» **Instructions to follow**
Go through the records and extract every line with the word "שעושה".

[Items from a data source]

## BEGIN

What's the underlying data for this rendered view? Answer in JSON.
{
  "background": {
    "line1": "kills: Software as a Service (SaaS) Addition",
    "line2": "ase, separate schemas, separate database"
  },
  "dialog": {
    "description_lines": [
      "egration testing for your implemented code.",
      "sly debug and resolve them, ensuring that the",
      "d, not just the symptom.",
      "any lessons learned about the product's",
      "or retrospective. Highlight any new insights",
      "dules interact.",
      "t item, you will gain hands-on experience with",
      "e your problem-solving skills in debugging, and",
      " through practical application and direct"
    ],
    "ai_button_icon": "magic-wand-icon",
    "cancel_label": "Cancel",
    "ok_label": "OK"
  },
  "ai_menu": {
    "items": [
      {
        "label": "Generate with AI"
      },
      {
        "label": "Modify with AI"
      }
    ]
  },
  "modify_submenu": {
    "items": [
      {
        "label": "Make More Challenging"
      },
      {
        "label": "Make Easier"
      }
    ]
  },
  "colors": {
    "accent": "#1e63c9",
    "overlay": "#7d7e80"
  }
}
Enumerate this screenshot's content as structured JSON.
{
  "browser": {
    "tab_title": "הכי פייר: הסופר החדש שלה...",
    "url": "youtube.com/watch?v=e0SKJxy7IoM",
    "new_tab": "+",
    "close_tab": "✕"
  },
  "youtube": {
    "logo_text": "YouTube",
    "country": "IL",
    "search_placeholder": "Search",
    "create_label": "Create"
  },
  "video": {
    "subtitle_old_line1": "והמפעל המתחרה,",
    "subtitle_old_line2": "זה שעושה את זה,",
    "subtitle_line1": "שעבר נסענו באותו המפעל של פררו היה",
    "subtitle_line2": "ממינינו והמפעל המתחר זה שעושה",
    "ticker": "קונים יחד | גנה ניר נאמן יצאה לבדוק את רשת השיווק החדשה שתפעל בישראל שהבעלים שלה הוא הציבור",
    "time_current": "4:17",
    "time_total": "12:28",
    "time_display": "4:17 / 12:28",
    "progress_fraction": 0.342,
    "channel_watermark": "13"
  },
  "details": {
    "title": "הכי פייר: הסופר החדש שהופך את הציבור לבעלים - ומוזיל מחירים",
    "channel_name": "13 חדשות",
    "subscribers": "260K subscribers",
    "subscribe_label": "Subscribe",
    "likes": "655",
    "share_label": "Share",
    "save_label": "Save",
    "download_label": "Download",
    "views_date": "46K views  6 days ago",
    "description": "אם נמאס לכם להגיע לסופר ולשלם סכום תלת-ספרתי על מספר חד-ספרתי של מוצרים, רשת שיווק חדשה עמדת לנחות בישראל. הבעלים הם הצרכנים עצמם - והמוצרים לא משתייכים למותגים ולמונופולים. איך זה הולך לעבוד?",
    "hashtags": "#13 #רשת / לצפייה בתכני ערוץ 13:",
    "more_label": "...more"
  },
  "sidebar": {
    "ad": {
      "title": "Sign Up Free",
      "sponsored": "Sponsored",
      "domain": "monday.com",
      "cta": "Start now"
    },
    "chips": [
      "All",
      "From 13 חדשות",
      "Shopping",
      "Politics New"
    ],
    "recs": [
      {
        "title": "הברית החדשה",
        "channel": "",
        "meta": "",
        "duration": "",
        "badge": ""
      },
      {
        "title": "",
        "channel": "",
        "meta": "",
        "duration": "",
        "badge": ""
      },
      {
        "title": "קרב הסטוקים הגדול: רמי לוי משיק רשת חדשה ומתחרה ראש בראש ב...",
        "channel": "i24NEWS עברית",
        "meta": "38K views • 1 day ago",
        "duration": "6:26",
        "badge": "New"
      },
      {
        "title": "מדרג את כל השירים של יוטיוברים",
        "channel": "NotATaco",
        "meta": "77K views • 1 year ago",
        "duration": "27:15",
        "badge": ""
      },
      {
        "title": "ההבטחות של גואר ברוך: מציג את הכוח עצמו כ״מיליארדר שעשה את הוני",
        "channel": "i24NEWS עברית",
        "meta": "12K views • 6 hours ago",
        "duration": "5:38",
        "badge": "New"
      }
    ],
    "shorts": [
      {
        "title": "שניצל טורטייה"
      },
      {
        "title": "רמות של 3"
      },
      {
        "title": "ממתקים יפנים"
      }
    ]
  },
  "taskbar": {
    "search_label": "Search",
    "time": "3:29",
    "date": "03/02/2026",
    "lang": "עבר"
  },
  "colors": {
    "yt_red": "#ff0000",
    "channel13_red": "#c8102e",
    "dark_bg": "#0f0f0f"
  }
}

## END

» **Result of the task**
    "subtitle_old_line2": "זה שעושה את זה,",
    "subtitle_line2": "ממינינו והמפעל המתחר זה שעושה",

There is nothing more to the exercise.